> _Set exercise_:
How many lines hold the string "this"? Give only the number.

> _Given entries_:
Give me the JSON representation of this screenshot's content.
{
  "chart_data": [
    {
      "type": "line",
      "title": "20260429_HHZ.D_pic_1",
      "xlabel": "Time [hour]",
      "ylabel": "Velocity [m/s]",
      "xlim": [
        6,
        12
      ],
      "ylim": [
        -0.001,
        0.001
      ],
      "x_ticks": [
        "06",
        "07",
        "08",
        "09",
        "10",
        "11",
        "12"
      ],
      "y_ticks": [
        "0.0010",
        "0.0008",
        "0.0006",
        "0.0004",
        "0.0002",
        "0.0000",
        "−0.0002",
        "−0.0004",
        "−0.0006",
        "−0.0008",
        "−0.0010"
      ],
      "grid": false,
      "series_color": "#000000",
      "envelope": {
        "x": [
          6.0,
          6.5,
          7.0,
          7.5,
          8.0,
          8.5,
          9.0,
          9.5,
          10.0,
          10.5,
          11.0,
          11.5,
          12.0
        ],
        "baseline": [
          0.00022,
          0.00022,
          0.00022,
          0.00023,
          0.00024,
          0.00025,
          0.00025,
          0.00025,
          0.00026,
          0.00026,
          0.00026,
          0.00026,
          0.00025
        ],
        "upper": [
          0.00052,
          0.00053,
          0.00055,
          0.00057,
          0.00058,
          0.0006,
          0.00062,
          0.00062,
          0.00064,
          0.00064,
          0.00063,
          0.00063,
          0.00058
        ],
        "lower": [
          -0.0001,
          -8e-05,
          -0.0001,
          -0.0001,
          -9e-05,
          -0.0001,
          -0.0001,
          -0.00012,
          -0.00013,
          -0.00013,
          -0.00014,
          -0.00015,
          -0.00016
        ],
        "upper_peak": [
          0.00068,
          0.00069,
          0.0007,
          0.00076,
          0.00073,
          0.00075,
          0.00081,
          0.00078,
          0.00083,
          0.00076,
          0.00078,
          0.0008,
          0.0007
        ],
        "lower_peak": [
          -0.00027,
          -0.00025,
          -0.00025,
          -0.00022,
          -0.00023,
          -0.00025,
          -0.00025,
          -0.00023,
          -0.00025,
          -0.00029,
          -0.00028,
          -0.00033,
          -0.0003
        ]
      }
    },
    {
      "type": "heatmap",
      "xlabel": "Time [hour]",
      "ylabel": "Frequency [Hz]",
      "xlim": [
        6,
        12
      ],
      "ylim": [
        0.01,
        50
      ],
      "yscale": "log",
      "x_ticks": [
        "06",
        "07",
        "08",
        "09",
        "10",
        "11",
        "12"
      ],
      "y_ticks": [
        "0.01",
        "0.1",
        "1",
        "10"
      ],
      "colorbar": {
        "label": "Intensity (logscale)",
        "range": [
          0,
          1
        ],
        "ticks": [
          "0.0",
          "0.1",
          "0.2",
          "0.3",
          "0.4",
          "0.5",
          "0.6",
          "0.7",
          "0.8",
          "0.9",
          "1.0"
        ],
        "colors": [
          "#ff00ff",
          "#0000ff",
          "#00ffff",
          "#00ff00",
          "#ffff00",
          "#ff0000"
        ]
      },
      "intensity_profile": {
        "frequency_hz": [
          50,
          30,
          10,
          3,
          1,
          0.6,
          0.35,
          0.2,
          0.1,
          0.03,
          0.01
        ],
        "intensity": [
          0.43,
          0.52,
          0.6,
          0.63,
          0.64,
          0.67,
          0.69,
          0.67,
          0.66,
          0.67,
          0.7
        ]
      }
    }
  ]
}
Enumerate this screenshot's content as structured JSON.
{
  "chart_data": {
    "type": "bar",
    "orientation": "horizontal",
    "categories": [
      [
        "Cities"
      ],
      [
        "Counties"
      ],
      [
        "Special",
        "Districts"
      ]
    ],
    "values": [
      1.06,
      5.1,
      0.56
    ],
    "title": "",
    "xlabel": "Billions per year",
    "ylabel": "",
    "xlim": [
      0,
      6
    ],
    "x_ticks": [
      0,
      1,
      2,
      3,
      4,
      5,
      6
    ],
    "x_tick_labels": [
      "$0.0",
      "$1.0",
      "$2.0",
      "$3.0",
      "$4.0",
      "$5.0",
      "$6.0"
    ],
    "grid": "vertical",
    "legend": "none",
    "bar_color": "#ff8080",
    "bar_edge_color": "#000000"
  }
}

> _Finished exercise_:
2